Stored records:
********************

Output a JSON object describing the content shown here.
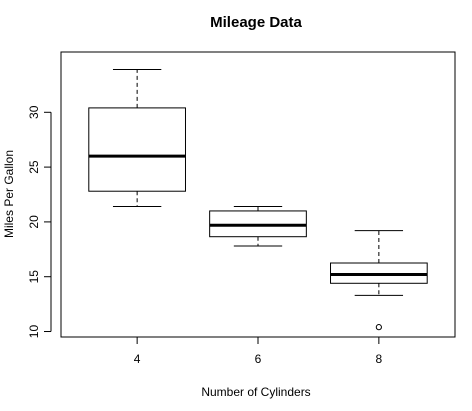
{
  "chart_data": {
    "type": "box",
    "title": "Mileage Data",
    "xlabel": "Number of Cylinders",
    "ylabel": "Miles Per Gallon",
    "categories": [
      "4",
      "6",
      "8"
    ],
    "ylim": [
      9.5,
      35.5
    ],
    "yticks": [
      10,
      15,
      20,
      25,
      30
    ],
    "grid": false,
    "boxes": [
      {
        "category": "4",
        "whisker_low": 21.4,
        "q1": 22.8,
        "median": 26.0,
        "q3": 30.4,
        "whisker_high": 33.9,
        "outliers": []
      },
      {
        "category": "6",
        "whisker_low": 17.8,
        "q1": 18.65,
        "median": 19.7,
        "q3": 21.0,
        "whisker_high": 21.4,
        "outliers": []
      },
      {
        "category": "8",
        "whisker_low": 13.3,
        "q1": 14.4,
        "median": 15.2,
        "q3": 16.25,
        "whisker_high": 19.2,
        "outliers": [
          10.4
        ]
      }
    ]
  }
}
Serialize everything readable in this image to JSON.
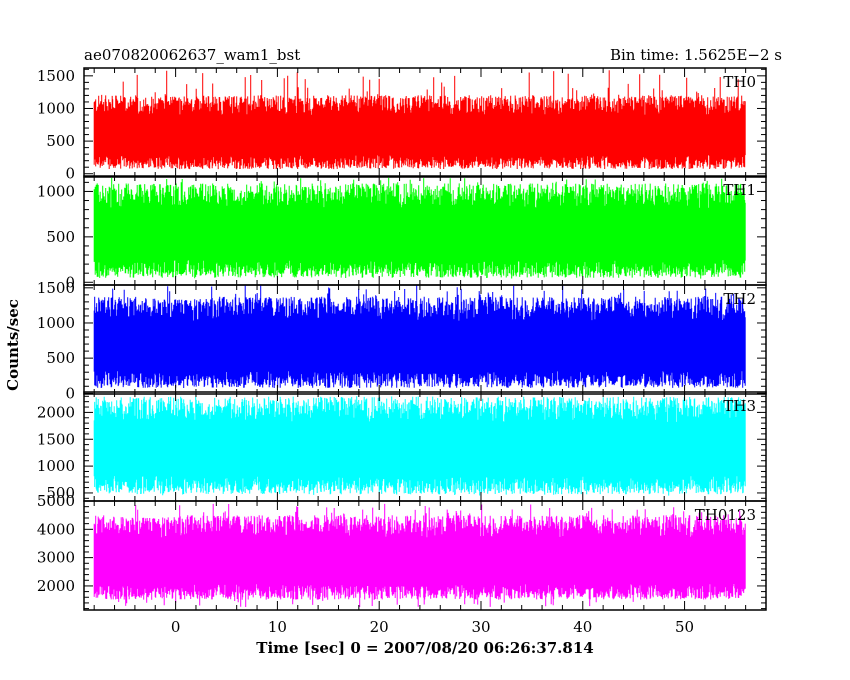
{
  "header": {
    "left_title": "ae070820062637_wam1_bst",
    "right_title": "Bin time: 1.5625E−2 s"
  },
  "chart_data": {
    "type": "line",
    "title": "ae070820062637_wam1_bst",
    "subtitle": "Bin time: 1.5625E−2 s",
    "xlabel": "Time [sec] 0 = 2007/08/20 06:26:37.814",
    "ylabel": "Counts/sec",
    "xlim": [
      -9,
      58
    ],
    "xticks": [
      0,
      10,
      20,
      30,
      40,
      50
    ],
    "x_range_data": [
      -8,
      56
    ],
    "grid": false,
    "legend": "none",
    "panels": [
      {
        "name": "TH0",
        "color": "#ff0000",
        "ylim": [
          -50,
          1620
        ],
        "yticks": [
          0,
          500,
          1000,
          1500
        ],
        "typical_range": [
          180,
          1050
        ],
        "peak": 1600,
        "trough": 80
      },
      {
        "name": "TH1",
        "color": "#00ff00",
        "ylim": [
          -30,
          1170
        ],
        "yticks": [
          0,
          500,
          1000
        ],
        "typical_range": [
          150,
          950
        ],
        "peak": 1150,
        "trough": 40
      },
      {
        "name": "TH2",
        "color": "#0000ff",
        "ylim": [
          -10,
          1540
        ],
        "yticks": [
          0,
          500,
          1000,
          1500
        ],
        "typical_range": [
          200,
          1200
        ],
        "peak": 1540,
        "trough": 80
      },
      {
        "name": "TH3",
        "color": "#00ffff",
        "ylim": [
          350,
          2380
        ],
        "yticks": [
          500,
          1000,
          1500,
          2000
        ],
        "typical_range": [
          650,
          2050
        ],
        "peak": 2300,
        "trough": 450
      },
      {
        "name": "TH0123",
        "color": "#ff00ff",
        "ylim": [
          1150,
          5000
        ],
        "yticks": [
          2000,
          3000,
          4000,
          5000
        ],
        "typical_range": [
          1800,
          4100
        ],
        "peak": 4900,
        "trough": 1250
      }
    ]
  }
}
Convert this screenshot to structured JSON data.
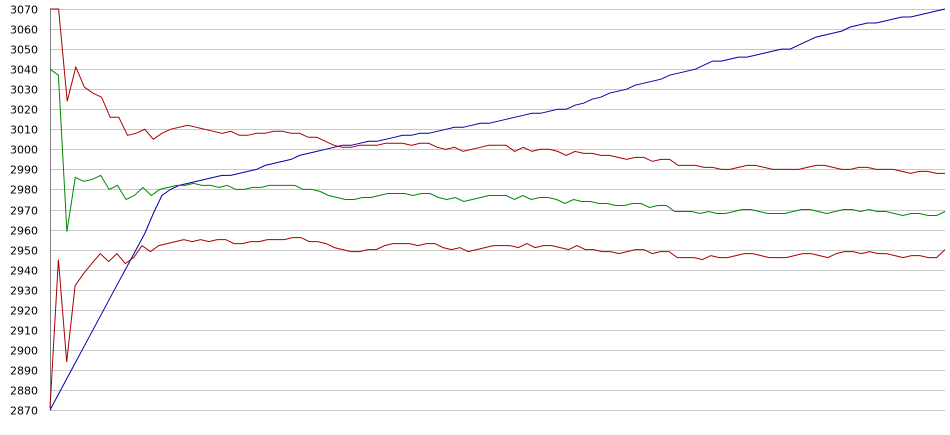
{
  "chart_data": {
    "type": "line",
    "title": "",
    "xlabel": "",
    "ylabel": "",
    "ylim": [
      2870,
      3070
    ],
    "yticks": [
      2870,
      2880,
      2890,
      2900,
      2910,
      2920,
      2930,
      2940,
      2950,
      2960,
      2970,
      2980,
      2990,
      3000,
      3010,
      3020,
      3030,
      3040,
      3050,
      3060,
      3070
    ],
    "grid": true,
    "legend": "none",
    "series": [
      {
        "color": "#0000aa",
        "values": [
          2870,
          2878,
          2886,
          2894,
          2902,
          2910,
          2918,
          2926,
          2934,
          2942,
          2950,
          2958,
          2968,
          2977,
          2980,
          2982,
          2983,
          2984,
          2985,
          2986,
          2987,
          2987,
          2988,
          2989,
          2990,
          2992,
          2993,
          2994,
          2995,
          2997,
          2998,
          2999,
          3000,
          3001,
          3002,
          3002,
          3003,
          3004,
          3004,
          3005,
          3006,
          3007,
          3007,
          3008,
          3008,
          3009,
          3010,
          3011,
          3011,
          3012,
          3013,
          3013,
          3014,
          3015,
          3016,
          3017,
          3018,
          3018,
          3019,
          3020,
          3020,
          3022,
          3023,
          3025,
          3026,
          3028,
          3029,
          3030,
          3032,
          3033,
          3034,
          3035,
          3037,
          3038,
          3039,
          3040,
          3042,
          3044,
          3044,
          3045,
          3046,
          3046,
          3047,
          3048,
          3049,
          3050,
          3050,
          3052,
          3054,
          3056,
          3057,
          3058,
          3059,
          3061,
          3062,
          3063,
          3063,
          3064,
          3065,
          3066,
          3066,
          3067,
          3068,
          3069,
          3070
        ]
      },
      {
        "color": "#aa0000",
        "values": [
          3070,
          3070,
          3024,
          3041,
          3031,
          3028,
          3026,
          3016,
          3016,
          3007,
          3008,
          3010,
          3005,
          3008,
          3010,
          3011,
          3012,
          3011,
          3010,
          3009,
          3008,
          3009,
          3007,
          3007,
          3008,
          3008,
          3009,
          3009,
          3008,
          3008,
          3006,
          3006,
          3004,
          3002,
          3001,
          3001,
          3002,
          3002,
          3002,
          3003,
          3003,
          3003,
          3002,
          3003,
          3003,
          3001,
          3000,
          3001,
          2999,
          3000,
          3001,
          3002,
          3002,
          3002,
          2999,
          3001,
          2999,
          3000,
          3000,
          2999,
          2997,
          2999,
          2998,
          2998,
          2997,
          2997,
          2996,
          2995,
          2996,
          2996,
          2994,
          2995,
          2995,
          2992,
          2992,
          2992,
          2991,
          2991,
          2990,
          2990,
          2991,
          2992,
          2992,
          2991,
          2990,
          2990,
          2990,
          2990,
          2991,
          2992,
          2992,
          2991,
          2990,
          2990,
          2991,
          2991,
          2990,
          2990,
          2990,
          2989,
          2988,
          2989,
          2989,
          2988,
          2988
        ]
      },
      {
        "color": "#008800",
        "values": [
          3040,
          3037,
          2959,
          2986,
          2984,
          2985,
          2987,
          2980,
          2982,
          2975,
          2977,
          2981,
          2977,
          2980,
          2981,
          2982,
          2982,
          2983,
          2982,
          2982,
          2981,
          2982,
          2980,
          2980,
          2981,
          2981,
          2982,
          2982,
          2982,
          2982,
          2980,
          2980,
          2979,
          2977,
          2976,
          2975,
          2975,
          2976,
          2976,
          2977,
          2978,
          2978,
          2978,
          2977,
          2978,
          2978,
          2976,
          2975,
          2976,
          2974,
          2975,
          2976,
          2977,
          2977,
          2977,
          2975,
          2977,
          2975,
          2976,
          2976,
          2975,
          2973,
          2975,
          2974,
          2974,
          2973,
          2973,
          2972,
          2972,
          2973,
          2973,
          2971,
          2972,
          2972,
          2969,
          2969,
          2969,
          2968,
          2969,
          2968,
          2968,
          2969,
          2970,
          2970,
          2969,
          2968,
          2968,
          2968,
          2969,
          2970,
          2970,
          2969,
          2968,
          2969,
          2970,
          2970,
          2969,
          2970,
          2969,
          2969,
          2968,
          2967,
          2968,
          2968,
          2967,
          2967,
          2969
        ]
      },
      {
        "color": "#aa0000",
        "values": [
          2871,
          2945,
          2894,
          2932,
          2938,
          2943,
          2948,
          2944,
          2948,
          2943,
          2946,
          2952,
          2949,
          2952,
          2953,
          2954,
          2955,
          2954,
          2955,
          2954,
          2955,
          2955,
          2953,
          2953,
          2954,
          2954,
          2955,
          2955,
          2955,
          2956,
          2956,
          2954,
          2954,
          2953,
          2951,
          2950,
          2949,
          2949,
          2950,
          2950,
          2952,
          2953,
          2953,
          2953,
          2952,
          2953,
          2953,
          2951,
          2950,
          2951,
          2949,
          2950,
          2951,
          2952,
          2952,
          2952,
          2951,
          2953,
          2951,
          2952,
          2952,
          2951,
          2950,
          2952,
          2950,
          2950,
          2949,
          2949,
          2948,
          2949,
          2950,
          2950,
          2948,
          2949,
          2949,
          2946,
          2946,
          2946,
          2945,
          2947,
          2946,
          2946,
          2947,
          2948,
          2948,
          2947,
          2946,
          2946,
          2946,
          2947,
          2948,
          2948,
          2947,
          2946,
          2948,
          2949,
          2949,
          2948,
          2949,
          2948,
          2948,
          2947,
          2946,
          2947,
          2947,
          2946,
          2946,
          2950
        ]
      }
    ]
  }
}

********************

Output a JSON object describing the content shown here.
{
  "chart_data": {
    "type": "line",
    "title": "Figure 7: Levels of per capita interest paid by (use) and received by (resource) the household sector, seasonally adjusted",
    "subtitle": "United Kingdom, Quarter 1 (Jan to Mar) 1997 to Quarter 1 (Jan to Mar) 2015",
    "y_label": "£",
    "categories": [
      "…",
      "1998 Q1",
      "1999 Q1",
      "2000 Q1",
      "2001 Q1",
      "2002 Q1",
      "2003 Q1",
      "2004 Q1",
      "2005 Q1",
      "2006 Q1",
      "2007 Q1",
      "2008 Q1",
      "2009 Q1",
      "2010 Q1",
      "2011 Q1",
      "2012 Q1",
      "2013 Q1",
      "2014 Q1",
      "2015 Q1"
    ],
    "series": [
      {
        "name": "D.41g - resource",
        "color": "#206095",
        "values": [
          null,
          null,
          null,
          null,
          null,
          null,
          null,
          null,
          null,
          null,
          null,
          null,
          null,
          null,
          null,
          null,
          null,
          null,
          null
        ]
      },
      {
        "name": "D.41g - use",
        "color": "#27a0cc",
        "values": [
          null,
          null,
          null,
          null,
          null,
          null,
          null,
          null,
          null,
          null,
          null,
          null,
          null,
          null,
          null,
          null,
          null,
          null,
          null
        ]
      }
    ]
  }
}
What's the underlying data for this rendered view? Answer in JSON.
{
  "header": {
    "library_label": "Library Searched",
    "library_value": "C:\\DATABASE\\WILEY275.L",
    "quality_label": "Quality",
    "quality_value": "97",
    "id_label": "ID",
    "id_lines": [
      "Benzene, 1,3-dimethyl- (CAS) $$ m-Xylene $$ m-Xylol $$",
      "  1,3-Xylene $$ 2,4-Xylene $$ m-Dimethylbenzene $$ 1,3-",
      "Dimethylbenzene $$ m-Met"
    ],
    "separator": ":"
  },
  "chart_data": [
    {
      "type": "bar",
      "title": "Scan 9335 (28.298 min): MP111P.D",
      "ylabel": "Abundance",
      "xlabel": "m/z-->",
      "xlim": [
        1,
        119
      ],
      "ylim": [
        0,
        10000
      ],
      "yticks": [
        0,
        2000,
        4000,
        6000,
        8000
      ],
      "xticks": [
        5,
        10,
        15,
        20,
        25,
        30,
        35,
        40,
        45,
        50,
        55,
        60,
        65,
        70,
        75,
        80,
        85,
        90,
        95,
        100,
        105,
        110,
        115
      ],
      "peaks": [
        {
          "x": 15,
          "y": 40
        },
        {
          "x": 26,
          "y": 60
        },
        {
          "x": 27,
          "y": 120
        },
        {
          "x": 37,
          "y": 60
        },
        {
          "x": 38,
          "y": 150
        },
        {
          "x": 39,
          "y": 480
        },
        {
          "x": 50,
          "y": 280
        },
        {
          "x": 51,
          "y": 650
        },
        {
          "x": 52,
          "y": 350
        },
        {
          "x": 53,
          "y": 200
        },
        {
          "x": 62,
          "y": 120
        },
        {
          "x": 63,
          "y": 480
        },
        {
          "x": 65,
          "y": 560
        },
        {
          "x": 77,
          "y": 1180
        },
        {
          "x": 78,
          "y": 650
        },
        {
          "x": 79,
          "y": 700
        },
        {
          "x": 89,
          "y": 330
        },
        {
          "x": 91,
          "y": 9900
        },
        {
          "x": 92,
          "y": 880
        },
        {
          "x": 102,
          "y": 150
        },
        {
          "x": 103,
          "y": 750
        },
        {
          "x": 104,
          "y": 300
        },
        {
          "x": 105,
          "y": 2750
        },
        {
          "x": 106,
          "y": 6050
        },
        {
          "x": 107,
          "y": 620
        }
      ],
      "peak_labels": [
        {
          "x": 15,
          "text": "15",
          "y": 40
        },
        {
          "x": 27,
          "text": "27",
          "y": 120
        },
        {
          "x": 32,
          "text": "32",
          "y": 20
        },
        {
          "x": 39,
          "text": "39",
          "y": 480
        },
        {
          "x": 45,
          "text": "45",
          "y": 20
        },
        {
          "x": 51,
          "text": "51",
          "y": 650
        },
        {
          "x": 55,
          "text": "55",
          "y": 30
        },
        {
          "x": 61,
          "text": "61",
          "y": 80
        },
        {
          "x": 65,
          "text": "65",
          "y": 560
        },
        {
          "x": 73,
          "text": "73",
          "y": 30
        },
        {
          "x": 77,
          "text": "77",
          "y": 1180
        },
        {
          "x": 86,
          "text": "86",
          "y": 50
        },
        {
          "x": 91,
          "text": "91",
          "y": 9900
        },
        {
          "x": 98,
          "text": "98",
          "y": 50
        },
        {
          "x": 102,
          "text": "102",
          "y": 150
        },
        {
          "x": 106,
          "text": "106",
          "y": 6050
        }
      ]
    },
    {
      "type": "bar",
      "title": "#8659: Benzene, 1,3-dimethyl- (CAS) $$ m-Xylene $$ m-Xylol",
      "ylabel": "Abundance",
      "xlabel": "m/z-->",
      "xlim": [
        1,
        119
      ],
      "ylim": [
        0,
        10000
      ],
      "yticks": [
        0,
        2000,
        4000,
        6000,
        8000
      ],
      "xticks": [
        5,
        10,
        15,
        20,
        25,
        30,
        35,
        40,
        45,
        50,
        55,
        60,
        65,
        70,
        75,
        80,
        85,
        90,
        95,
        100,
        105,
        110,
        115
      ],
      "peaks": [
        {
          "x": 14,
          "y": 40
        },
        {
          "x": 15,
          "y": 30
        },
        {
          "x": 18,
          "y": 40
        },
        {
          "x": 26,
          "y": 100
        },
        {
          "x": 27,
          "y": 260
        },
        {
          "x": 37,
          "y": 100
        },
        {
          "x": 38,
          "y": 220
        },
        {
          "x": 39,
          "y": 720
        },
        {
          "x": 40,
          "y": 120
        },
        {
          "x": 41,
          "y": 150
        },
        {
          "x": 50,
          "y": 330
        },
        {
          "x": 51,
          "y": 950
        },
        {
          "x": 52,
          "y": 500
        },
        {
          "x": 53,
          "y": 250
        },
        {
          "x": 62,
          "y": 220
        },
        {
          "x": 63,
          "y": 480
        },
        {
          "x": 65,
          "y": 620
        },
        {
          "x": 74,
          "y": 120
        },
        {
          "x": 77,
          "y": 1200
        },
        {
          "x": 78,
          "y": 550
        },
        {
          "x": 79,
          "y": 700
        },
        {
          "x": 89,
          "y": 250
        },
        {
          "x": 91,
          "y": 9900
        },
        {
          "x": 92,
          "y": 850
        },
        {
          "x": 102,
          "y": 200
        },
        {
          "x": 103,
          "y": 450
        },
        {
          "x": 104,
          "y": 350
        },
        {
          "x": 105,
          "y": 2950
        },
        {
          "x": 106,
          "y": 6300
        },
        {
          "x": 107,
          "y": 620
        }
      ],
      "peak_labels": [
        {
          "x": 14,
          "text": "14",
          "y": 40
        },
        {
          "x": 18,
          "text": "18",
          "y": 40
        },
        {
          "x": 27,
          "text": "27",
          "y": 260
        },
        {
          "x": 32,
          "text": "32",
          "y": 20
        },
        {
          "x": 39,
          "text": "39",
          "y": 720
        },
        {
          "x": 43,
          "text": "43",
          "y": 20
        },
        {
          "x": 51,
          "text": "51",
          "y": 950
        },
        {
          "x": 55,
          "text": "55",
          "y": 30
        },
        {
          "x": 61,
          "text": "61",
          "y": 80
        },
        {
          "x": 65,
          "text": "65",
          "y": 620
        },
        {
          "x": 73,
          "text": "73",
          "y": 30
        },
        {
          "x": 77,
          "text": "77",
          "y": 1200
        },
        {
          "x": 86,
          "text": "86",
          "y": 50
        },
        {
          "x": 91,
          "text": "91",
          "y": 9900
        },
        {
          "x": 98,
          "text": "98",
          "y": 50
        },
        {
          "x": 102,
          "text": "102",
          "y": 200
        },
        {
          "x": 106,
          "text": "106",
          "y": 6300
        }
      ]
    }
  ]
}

********************

What you will do: Track down every line holding the string "color" and copy it.

Response to the exercise:
        "color": "#ff0000",
        "color": "#00ff00",
        "color": "#0000ff",
        "color": "#00ffff",
        "color": "#ff00ff",
        "color": "#0000aa",
        "color": "#aa0000",
        "color": "#008800",
        "color": "#aa0000",
        "color": "#206095",
        "color": "#27a0cc",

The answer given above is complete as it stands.